#### QUESTÃO CURTA 1
Segundo o trecho, que parcela aproximada da humanidade passa fome?

== TRECHO ==

Na sociedade burguesa, as necessidades básicas não são realizadas por milhões de seres humanos. Aproximadamente 10% da humanidade passa fome, não satisfazendo a mais premente necessidade básica. Além desses, há milhões de desempregados, desabrigados, e outros que conseguem se alimentar razoavelmente, mas não conseguem satisfazer outras necessidades básicas. Esses se encontram numa situação em que a realidade é hostil. Esses seres humanos se defrontam com um mundo miserável ao lado da riqueza e do desperdício. Milhares sofrem com a repressão policial, a falta de acesso a bens coletivos, entre diversos outros processos.

Porém, uma parte considerável da humanidade está para além das necessidades básicas. Uma vez satisfeita tais necessidades, o ser humano pode ter tempo disponível e vontade de realizar novas atividades. Historicamente, como demonstrou Marx, os seres humanos realizam o trabalho e a cooperação para satisfazer tais necessidades e esses meios se tornam, eles mesmos, necessidades (MARX; ENGELS, 1982). Aqui encontramos o que é especificamente humano, o trabalho como práxis, objetivação, e a socialidade, a convivência humana, formando um ser práxico e social. E isso se torna vital para tais seres humanos, são necessidades, que, uma vez não satisfeitas, geram o mal-estar, a insatisfação, gerando desequilíbrios psíquicos e outros problemas. O ser humano que não consegue estabelecer vínculos sentimentais e laborativos com outros, torna-se portador de uma grande carga de insatisfação, mesmo que não a perceba. Da mesma forma, se ele não consegue desenvolver uma práxis (atividade teleológica consciente), se não consegue desenvolver suas potencialidades, suas capacidades físicas e mentais, a sua criatividade, se torna um ser profundamente insatisfeito. Sem dúvida, é possível compensar isso, bem como é possível fugir disso.

Eis que nos deparamos diante do fenômeno da evasão. Os seres humanos, na sociedade moderna, em sua maioria, conseguem satisfazer suas necessidades básicas (bem ou mal, dependendo da classe social), mas não conseguem satisfazer suas necessidades especificamente humanas, que não são materiais, mas psíquicas. Elas não são conscientes e, por conseguinte, podem ser desviadas e podem gerar um mal-estar sem que o indivíduo entenda sua razão, inclusive aqueles que são das classes superiores e possuem condições de exercer as mais variadas atividades. As discussões sobre o sentido da vida, por exemplo, apontam para uma situação na qual os indivíduos satisfazem suas necessidades básicas, mas não satisfazem suas necessidades psíquicas e, devido a isto, buscam um sentido para sua existência ou buscam fugir da realidade. A evasão acaba se espalhando pela sociedade.

===

#### QUESTÃO CURTA 2
Nas linhas abaixo, expresse como lista JSON de strings o trecho que começa na linha que contém "bar-segment-maintenance: 60% xyxy=(655,695,890,717)" e termina na que contém "legend-item-precontemplation: Precontemplation Stage", incluindo as duas. Use uma string por linha.

== LINHAS DE DADOS ==

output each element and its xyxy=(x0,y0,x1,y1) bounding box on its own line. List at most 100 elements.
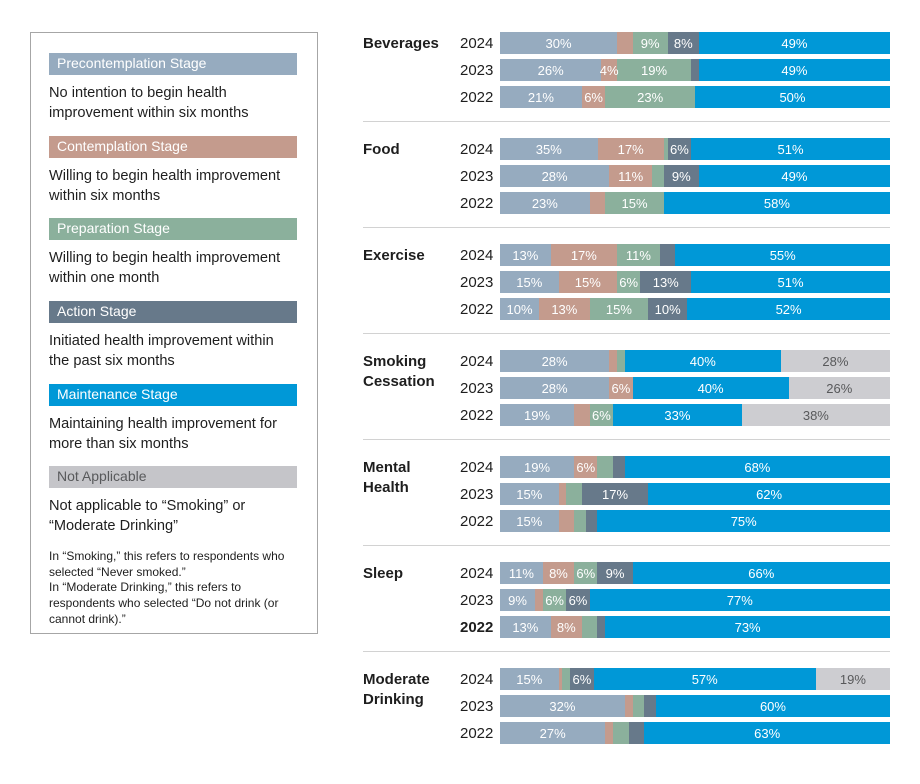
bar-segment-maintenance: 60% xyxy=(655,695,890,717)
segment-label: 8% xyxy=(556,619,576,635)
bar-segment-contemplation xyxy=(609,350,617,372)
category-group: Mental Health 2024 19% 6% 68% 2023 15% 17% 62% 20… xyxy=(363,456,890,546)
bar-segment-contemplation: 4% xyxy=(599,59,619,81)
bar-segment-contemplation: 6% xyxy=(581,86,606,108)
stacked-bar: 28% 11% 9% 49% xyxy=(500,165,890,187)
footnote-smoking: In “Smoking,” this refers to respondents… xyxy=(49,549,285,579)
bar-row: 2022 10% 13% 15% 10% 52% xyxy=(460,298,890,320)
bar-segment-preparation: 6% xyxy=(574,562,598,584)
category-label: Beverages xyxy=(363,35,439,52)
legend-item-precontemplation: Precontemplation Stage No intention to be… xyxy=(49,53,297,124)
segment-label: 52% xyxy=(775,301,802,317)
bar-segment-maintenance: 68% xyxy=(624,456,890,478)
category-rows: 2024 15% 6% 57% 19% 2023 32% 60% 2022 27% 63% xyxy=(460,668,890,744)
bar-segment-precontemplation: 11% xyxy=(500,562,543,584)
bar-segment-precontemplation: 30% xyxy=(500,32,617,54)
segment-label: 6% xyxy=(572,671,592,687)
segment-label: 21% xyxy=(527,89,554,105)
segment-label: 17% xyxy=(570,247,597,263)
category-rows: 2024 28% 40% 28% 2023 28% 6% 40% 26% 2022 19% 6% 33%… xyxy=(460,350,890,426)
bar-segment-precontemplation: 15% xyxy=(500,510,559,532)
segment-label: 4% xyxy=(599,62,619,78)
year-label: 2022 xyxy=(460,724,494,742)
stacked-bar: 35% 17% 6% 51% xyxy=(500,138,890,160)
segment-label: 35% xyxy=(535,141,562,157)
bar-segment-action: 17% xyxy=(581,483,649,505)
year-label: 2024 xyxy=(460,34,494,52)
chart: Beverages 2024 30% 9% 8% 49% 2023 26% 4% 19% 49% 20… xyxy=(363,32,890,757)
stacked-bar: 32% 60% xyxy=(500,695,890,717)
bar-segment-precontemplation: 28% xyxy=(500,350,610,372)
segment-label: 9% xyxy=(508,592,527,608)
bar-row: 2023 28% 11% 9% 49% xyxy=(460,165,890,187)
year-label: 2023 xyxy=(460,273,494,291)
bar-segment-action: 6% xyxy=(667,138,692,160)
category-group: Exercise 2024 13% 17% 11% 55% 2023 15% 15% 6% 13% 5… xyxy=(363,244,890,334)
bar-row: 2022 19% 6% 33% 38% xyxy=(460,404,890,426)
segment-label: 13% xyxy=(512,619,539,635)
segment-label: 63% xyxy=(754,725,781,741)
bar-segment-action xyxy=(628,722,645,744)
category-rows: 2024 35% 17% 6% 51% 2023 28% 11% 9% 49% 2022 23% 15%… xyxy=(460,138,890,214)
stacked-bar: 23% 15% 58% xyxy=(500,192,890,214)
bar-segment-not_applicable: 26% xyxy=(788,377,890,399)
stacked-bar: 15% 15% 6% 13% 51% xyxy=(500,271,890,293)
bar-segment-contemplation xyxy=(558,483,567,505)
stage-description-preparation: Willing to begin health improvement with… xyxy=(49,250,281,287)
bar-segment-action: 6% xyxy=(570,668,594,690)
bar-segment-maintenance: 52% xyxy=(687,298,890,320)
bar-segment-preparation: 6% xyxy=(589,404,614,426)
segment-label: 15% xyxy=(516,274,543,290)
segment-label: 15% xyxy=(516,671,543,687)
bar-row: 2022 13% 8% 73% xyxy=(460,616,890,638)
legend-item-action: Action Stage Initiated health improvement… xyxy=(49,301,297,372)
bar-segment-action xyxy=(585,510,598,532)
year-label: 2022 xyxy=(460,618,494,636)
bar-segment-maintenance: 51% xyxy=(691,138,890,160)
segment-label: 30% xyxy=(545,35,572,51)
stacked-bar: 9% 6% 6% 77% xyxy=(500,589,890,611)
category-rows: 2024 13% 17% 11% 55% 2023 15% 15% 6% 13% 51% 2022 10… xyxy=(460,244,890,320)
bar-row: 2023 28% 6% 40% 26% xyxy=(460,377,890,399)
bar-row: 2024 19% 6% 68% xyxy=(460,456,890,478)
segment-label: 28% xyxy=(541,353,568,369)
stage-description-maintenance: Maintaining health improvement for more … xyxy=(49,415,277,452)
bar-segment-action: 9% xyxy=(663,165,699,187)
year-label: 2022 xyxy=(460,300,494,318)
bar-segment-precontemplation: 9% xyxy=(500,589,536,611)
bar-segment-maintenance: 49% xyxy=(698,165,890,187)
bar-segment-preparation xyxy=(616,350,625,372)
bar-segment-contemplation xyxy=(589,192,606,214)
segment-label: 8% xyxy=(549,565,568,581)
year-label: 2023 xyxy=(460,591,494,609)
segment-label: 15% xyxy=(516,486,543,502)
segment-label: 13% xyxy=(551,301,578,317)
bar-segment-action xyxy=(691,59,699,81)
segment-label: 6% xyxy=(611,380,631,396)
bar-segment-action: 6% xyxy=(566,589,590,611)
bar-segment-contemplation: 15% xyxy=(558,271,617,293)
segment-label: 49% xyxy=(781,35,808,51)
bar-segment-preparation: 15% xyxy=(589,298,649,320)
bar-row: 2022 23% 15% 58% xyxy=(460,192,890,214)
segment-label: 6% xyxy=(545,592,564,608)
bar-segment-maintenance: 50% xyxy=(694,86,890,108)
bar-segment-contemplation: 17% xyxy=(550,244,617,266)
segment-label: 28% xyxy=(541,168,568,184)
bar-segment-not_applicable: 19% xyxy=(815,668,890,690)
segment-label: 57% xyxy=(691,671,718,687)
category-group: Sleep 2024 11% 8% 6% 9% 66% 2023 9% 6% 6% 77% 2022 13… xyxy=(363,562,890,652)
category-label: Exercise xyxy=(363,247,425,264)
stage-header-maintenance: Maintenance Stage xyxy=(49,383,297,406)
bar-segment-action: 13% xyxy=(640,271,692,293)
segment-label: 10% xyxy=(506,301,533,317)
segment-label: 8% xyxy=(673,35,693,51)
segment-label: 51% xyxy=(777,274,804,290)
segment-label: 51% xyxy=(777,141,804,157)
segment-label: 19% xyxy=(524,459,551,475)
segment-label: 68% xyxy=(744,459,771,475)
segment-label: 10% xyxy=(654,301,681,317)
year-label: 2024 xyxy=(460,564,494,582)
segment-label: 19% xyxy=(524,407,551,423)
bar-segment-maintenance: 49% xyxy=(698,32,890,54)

===
== LINHAS DE DADOS ==

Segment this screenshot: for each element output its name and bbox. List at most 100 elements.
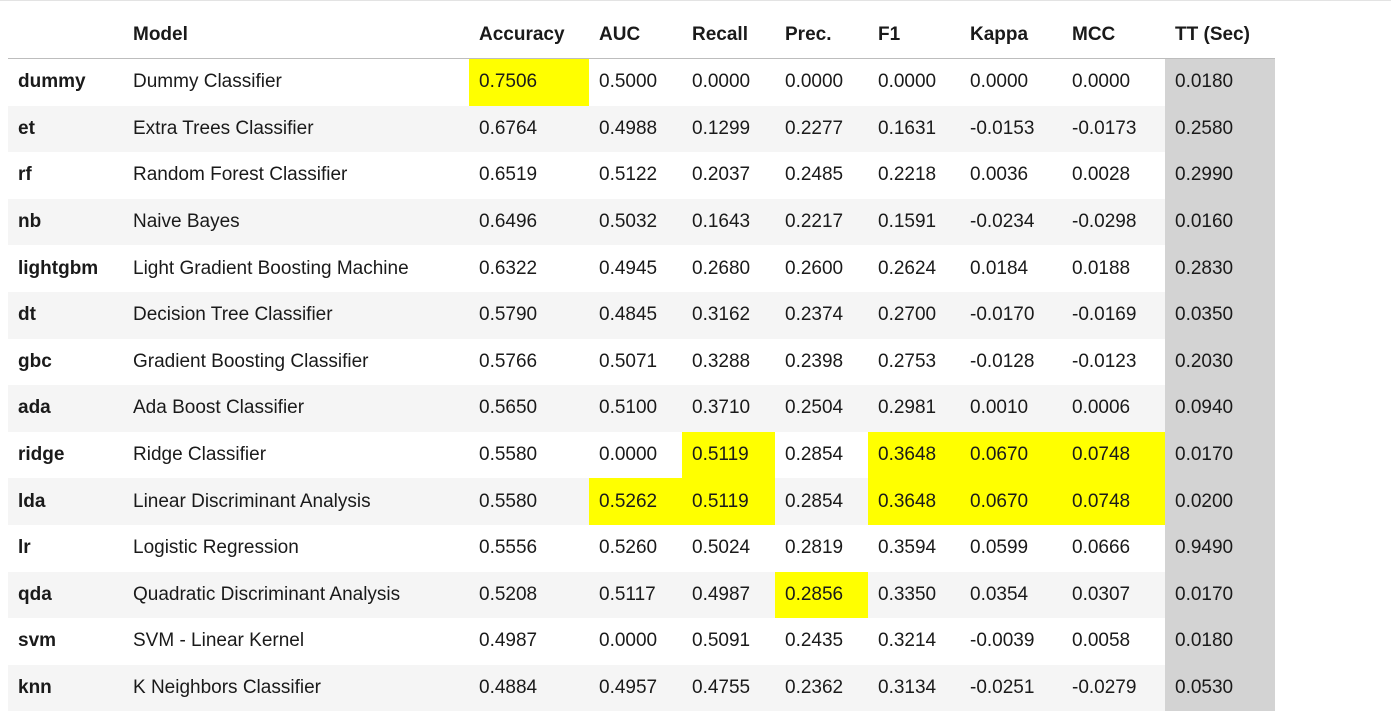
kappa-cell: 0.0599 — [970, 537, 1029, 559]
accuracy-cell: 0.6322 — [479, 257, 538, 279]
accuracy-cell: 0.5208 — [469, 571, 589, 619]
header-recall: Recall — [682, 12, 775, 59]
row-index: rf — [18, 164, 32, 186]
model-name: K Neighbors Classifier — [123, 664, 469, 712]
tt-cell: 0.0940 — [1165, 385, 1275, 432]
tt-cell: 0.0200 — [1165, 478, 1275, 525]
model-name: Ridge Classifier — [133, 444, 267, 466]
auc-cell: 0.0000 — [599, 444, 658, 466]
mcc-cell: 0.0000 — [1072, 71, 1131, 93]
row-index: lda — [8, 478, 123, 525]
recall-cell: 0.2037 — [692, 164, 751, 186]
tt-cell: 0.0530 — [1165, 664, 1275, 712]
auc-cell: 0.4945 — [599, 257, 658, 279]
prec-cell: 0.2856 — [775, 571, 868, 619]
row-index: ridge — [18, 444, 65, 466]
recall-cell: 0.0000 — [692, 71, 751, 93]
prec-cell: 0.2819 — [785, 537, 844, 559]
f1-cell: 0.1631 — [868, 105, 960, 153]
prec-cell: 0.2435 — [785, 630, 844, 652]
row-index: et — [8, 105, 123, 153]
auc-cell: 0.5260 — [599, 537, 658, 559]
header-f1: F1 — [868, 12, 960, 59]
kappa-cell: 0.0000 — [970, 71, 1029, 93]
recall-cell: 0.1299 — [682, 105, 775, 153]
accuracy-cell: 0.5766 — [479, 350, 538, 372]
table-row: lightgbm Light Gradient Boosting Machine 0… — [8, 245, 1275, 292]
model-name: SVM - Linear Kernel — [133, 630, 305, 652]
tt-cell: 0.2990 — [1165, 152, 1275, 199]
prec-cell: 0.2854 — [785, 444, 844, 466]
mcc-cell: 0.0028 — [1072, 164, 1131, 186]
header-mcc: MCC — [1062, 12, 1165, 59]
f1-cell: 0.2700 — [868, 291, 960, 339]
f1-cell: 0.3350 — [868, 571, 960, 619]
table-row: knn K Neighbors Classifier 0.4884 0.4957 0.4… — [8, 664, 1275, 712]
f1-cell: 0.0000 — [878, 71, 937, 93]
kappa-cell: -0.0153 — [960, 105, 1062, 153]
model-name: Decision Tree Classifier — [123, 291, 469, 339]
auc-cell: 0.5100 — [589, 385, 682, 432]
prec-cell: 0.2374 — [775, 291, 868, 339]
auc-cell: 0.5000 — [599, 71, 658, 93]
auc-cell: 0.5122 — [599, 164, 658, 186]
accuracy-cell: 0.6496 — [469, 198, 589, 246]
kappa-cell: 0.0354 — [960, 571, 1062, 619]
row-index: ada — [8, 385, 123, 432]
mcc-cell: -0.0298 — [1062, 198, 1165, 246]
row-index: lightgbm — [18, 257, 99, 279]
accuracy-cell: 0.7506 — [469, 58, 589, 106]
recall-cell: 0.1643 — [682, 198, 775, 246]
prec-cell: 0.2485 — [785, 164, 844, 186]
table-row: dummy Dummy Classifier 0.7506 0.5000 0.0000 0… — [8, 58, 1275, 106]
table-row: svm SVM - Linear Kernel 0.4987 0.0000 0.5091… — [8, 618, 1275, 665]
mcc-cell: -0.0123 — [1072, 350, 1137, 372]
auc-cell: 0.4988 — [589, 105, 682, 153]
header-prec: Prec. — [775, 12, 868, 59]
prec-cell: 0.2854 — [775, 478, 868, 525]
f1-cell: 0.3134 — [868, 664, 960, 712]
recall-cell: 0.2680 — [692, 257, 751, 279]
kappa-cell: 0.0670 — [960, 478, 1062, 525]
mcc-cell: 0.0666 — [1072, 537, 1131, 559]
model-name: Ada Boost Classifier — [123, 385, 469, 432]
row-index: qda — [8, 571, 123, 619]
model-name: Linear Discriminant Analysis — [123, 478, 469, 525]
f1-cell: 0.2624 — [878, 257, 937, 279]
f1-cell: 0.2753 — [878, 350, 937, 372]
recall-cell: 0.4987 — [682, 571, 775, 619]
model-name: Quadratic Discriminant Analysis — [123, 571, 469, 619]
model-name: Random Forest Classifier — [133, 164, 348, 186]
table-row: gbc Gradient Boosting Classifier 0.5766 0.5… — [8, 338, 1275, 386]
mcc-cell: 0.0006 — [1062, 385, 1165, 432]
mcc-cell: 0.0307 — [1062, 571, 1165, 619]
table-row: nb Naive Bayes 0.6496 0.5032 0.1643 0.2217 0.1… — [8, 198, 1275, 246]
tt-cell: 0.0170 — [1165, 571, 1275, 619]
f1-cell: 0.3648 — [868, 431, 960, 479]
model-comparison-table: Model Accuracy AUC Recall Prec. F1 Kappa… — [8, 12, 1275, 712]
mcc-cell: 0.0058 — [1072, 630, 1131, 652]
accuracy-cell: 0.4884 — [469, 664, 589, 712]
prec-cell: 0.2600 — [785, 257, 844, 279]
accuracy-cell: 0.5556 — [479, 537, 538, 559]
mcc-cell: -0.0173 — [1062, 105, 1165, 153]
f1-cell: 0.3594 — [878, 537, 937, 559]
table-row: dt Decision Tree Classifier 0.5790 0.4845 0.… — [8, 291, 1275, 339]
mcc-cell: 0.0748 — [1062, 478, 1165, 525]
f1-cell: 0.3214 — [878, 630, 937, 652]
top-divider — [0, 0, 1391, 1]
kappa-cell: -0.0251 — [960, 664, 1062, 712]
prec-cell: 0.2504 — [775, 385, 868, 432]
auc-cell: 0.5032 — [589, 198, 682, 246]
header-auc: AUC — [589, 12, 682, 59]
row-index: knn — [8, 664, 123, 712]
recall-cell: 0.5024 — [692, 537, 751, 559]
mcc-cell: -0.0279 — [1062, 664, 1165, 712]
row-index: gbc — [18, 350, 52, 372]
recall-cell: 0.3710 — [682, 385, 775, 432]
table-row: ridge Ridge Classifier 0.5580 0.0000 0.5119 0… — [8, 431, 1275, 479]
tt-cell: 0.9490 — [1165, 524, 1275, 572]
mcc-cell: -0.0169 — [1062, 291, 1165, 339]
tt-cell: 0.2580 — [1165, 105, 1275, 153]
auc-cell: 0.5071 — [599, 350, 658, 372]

===

#### RESPOSTA CORRETA 1
Aproximadamente 10% da humanidade.

#### RESPOSTA CORRETA 2
[
  "bar-segment-maintenance: 60% xyxy=(655,695,890,717)",
  "segment-label: 8% xyxy=(556,619,576,635)",
  "bar-segment-contemplation xyxy=(609,350,617,372)",
  "category-group: Mental Health 2024 19% 6% 68% 2023 15% 17% 62% 20… xyxy=(363,456,890,546)",
  "bar-segment-contemplation: 4% xyxy=(599,59,619,81)",
  "bar-segment-contemplation: 6% xyxy=(581,86,606,108)",
  "stacked-bar: 28% 11% 9% 49% xyxy=(500,165,890,187)",
  "footnote-smoking: In “Smoking,” this refers to respondents… xyxy=(49,549,285,579)",
  "bar-row: 2022 10% 13% 15% 10% 52% xyxy=(460,298,890,320)",
  "bar-segment-preparation: 6% xyxy=(574,562,598,584)",
  "category-label: Beverages xyxy=(363,35,439,52)",
  "legend-item-precontemplation: Precontemplation Stage No intention to be… xyxy=(49,53,297,124)"
]